┌─ The input

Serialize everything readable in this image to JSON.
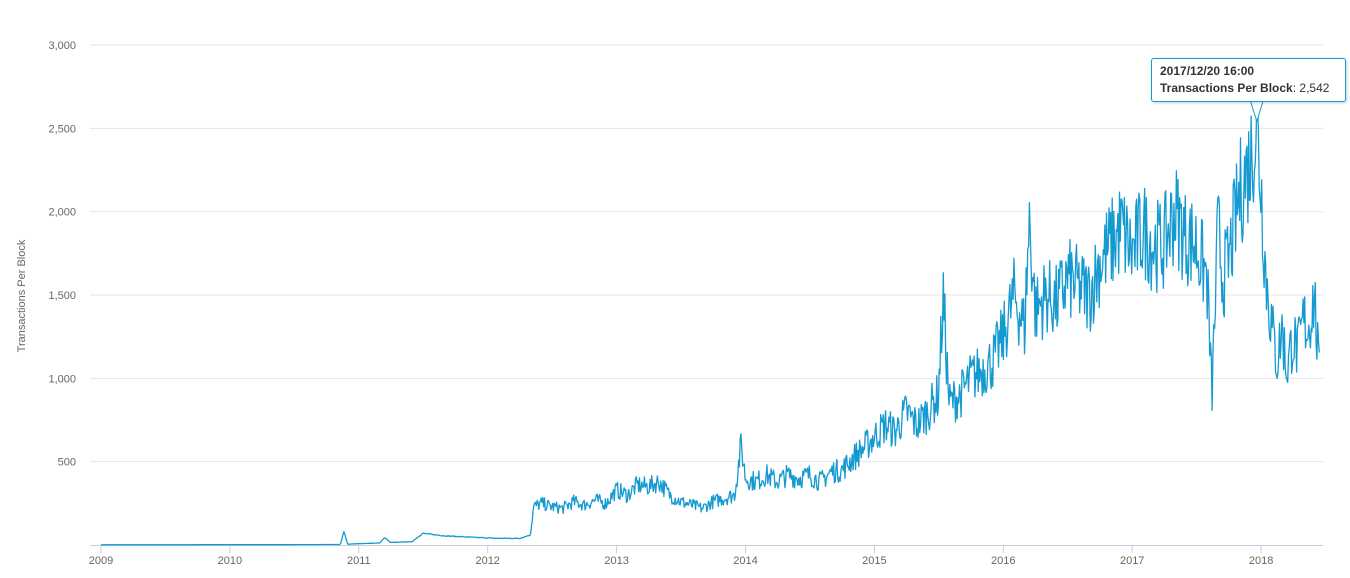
{
  "chart_data": {
    "type": "line",
    "title": "",
    "xlabel": "",
    "ylabel": "Transactions Per Block",
    "x_tick_labels": [
      "2009",
      "2010",
      "2011",
      "2012",
      "2013",
      "2014",
      "2015",
      "2016",
      "2017",
      "2018"
    ],
    "y_tick_labels": [
      "500",
      "1,000",
      "1,500",
      "2,000",
      "2,500",
      "3,000"
    ],
    "y_ticks": [
      500,
      1000,
      1500,
      2000,
      2500,
      3000
    ],
    "ylim": [
      0,
      3000
    ],
    "xlim": [
      "2009-01-01",
      "2018-06-20"
    ],
    "grid": "horizontal",
    "legend": "none",
    "color": "#149ad0",
    "series": [
      {
        "x": [
          "2009-01-01",
          "2009-06-01",
          "2010-01-01",
          "2010-06-01",
          "2010-11-10",
          "2010-11-20",
          "2010-12-01",
          "2011-01-01",
          "2011-03-01",
          "2011-03-15",
          "2011-04-01",
          "2011-06-01",
          "2011-07-01",
          "2011-09-01",
          "2011-12-01",
          "2012-02-01",
          "2012-04-01",
          "2012-05-01",
          "2012-05-10",
          "2012-06-01",
          "2012-07-01",
          "2012-08-01",
          "2012-09-01",
          "2012-10-01",
          "2012-11-01",
          "2012-12-01",
          "2013-01-01",
          "2013-02-01",
          "2013-03-01",
          "2013-04-01",
          "2013-05-01",
          "2013-06-01",
          "2013-07-01",
          "2013-08-01",
          "2013-09-01",
          "2013-10-01",
          "2013-11-01",
          "2013-12-01",
          "2013-12-20",
          "2014-01-01",
          "2014-02-01",
          "2014-03-01",
          "2014-04-01",
          "2014-05-01",
          "2014-06-01",
          "2014-07-01",
          "2014-08-01",
          "2014-09-01",
          "2014-10-01",
          "2014-11-01",
          "2014-12-01",
          "2015-01-01",
          "2015-02-01",
          "2015-03-01",
          "2015-04-01",
          "2015-05-01",
          "2015-06-01",
          "2015-07-01",
          "2015-07-15",
          "2015-08-01",
          "2015-09-01",
          "2015-10-01",
          "2015-11-01",
          "2015-12-01",
          "2016-01-01",
          "2016-02-01",
          "2016-03-01",
          "2016-03-15",
          "2016-04-01",
          "2016-05-01",
          "2016-06-01",
          "2016-07-01",
          "2016-08-01",
          "2016-09-01",
          "2016-10-01",
          "2016-11-01",
          "2016-12-01",
          "2017-01-01",
          "2017-02-01",
          "2017-03-01",
          "2017-04-01",
          "2017-05-01",
          "2017-06-01",
          "2017-07-01",
          "2017-08-01",
          "2017-08-15",
          "2017-09-01",
          "2017-09-15",
          "2017-10-01",
          "2017-11-01",
          "2017-12-01",
          "2017-12-20",
          "2018-01-01",
          "2018-01-15",
          "2018-02-01",
          "2018-02-15",
          "2018-03-01",
          "2018-03-15",
          "2018-04-01",
          "2018-04-15",
          "2018-05-01",
          "2018-05-15",
          "2018-06-01",
          "2018-06-15"
        ],
        "values": [
          1,
          1,
          2,
          2,
          3,
          80,
          5,
          8,
          12,
          45,
          15,
          20,
          70,
          55,
          45,
          40,
          40,
          60,
          230,
          250,
          230,
          220,
          260,
          240,
          270,
          250,
          330,
          300,
          360,
          350,
          380,
          300,
          260,
          240,
          220,
          260,
          280,
          300,
          600,
          400,
          380,
          420,
          380,
          420,
          400,
          420,
          380,
          440,
          450,
          520,
          580,
          650,
          720,
          680,
          800,
          720,
          800,
          900,
          1480,
          850,
          900,
          1000,
          1050,
          1100,
          1250,
          1500,
          1300,
          1950,
          1400,
          1500,
          1450,
          1600,
          1550,
          1500,
          1700,
          1800,
          1900,
          1750,
          1900,
          1800,
          1800,
          2000,
          1850,
          1800,
          1600,
          900,
          1900,
          1600,
          1700,
          2100,
          2300,
          2542,
          2150,
          1600,
          1300,
          1100,
          1300,
          1050,
          1250,
          1150,
          1350,
          1300,
          1500,
          1000
        ]
      }
    ],
    "tooltip": {
      "date": "2017/12/20 16:00",
      "series_label": "Transactions Per Block",
      "value": "2,542"
    }
  }
}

└─

> **Aim**
Make an exact reproduction of the listing above, without any pictures.

> **Finished exercise**
Serialize everything readable in this image to JSON.
{
  "chart_data": {
    "type": "line",
    "title": "",
    "xlabel": "",
    "ylabel": "Transactions Per Block",
    "x_tick_labels": [
      "2009",
      "2010",
      "2011",
      "2012",
      "2013",
      "2014",
      "2015",
      "2016",
      "2017",
      "2018"
    ],
    "y_tick_labels": [
      "500",
      "1,000",
      "1,500",
      "2,000",
      "2,500",
      "3,000"
    ],
    "y_ticks": [
      500,
      1000,
      1500,
      2000,
      2500,
      3000
    ],
    "ylim": [
      0,
      3000
    ],
    "xlim": [
      "2009-01-01",
      "2018-06-20"
    ],
    "grid": "horizontal",
    "legend": "none",
    "color": "#149ad0",
    "series": [
      {
        "x": [
          "2009-01-01",
          "2009-06-01",
          "2010-01-01",
          "2010-06-01",
          "2010-11-10",
          "2010-11-20",
          "2010-12-01",
          "2011-01-01",
          "2011-03-01",
          "2011-03-15",
          "2011-04-01",
          "2011-06-01",
          "2011-07-01",
          "2011-09-01",
          "2011-12-01",
          "2012-02-01",
          "2012-04-01",
          "2012-05-01",
          "2012-05-10",
          "2012-06-01",
          "2012-07-01",
          "2012-08-01",
          "2012-09-01",
          "2012-10-01",
          "2012-11-01",
          "2012-12-01",
          "2013-01-01",
          "2013-02-01",
          "2013-03-01",
          "2013-04-01",
          "2013-05-01",
          "2013-06-01",
          "2013-07-01",
          "2013-08-01",
          "2013-09-01",
          "2013-10-01",
          "2013-11-01",
          "2013-12-01",
          "2013-12-20",
          "2014-01-01",
          "2014-02-01",
          "2014-03-01",
          "2014-04-01",
          "2014-05-01",
          "2014-06-01",
          "2014-07-01",
          "2014-08-01",
          "2014-09-01",
          "2014-10-01",
          "2014-11-01",
          "2014-12-01",
          "2015-01-01",
          "2015-02-01",
          "2015-03-01",
          "2015-04-01",
          "2015-05-01",
          "2015-06-01",
          "2015-07-01",
          "2015-07-15",
          "2015-08-01",
          "2015-09-01",
          "2015-10-01",
          "2015-11-01",
          "2015-12-01",
          "2016-01-01",
          "2016-02-01",
          "2016-03-01",
          "2016-03-15",
          "2016-04-01",
          "2016-05-01",
          "2016-06-01",
          "2016-07-01",
          "2016-08-01",
          "2016-09-01",
          "2016-10-01",
          "2016-11-01",
          "2016-12-01",
          "2017-01-01",
          "2017-02-01",
          "2017-03-01",
          "2017-04-01",
          "2017-05-01",
          "2017-06-01",
          "2017-07-01",
          "2017-08-01",
          "2017-08-15",
          "2017-09-01",
          "2017-09-15",
          "2017-10-01",
          "2017-11-01",
          "2017-12-01",
          "2017-12-20",
          "2018-01-01",
          "2018-01-15",
          "2018-02-01",
          "2018-02-15",
          "2018-03-01",
          "2018-03-15",
          "2018-04-01",
          "2018-04-15",
          "2018-05-01",
          "2018-05-15",
          "2018-06-01",
          "2018-06-15"
        ],
        "values": [
          1,
          1,
          2,
          2,
          3,
          80,
          5,
          8,
          12,
          45,
          15,
          20,
          70,
          55,
          45,
          40,
          40,
          60,
          230,
          250,
          230,
          220,
          260,
          240,
          270,
          250,
          330,
          300,
          360,
          350,
          380,
          300,
          260,
          240,
          220,
          260,
          280,
          300,
          600,
          400,
          380,
          420,
          380,
          420,
          400,
          420,
          380,
          440,
          450,
          520,
          580,
          650,
          720,
          680,
          800,
          720,
          800,
          900,
          1480,
          850,
          900,
          1000,
          1050,
          1100,
          1250,
          1500,
          1300,
          1950,
          1400,
          1500,
          1450,
          1600,
          1550,
          1500,
          1700,
          1800,
          1900,
          1750,
          1900,
          1800,
          1800,
          2000,
          1850,
          1800,
          1600,
          900,
          1900,
          1600,
          1700,
          2100,
          2300,
          2542,
          2150,
          1600,
          1300,
          1100,
          1300,
          1050,
          1250,
          1150,
          1350,
          1300,
          1500,
          1000
        ]
      }
    ],
    "tooltip": {
      "date": "2017/12/20 16:00",
      "series_label": "Transactions Per Block",
      "value": "2,542"
    }
  }
}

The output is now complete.